TASK TO CARRY OUT
Scan the data below and pick out the lines containing the word "small".

◇ ◇ ◇ ◇ ◇

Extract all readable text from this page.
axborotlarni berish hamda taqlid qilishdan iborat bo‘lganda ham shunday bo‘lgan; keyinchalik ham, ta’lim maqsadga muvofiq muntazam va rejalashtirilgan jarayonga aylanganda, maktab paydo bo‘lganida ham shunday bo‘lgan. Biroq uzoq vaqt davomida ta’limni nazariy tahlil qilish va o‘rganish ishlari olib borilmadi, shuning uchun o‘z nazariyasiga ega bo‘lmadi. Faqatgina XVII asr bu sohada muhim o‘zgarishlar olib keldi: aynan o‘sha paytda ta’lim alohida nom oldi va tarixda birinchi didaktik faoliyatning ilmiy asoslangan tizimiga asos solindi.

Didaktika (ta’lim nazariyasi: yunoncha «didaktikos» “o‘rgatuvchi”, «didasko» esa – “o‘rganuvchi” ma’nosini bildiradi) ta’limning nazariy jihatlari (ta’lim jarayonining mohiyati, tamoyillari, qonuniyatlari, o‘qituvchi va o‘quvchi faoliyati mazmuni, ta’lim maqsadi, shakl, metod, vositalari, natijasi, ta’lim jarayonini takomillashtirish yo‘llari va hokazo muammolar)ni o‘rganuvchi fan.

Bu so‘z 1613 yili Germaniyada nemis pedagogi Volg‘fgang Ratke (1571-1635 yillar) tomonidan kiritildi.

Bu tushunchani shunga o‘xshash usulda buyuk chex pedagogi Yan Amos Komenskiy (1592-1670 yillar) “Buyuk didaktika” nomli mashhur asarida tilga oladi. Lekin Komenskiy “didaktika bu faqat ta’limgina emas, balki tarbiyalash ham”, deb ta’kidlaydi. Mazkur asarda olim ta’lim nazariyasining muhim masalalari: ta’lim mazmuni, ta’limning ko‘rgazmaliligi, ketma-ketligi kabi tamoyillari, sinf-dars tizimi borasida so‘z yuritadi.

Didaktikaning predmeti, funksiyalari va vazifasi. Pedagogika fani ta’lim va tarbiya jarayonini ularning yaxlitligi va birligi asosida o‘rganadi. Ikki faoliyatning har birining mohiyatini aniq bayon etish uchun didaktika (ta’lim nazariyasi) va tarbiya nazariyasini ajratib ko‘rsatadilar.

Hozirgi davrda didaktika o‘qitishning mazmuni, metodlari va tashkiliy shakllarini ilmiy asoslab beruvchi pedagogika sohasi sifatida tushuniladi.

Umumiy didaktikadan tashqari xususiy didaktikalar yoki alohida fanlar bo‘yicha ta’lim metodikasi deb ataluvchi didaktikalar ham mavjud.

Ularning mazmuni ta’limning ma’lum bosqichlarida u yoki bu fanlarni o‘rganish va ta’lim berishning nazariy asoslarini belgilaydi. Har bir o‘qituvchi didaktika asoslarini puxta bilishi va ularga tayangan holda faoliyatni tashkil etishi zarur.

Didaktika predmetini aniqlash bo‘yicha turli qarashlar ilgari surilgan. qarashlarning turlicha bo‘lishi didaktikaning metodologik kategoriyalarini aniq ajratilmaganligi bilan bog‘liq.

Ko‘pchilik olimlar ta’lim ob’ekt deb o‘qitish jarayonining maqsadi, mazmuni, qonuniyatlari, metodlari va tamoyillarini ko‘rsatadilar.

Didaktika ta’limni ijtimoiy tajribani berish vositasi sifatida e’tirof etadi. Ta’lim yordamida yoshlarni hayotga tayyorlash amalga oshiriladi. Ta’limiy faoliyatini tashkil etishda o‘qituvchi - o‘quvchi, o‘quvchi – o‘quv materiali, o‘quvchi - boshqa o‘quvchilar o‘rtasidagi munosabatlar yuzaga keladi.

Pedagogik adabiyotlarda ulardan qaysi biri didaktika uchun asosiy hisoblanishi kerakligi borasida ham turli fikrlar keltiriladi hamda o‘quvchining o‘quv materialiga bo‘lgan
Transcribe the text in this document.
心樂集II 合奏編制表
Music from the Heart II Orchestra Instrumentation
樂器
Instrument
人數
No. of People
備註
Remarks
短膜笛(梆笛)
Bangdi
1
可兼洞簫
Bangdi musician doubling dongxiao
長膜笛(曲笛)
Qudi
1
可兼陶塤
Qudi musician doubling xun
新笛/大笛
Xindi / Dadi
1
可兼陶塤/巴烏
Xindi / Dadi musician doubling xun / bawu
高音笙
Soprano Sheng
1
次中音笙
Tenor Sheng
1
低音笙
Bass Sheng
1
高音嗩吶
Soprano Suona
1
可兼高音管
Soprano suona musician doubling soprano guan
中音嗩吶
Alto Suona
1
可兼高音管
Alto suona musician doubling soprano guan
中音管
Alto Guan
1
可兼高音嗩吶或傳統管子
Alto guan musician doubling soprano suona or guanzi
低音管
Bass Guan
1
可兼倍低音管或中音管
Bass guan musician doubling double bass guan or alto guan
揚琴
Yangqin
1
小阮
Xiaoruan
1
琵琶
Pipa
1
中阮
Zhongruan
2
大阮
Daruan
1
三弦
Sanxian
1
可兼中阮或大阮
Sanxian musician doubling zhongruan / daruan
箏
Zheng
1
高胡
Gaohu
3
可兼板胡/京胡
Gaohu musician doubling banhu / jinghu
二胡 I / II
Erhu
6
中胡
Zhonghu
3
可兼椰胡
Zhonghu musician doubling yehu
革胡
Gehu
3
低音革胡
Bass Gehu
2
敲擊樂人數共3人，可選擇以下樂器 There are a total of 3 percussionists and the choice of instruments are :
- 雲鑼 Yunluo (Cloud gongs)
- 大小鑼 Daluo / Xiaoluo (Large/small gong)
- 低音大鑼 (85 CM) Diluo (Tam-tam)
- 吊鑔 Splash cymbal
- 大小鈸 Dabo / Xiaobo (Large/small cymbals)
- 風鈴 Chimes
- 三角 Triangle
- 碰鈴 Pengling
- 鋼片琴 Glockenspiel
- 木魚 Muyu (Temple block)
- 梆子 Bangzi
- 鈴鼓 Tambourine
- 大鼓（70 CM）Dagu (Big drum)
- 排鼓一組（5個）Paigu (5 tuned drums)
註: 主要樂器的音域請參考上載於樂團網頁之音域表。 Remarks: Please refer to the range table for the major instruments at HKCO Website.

◇ ◇ ◇ ◇ ◇

SOLUTION TO THIS TASK
- 大小鑼 Daluo / Xiaoluo (Large/small gong)
- 大小鈸 Dabo / Xiaobo (Large/small cymbals)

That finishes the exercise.